- **Dataset excerpts**
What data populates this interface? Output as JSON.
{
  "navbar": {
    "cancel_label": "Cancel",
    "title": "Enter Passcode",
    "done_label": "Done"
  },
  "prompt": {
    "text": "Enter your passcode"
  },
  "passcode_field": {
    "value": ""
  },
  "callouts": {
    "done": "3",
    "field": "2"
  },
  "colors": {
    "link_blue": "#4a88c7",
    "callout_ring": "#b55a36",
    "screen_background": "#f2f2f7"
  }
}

- **WHAT YOU HAVE TO DO**
The records above must be repeated exactly, every one of them.

- **FINISHED EXERCISE**
What data populates this interface? Output as JSON.
{
  "navbar": {
    "cancel_label": "Cancel",
    "title": "Enter Passcode",
    "done_label": "Done"
  },
  "prompt": {
    "text": "Enter your passcode"
  },
  "passcode_field": {
    "value": ""
  },
  "callouts": {
    "done": "3",
    "field": "2"
  },
  "colors": {
    "link_blue": "#4a88c7",
    "callout_ring": "#b55a36",
    "screen_background": "#f2f2f7"
  }
}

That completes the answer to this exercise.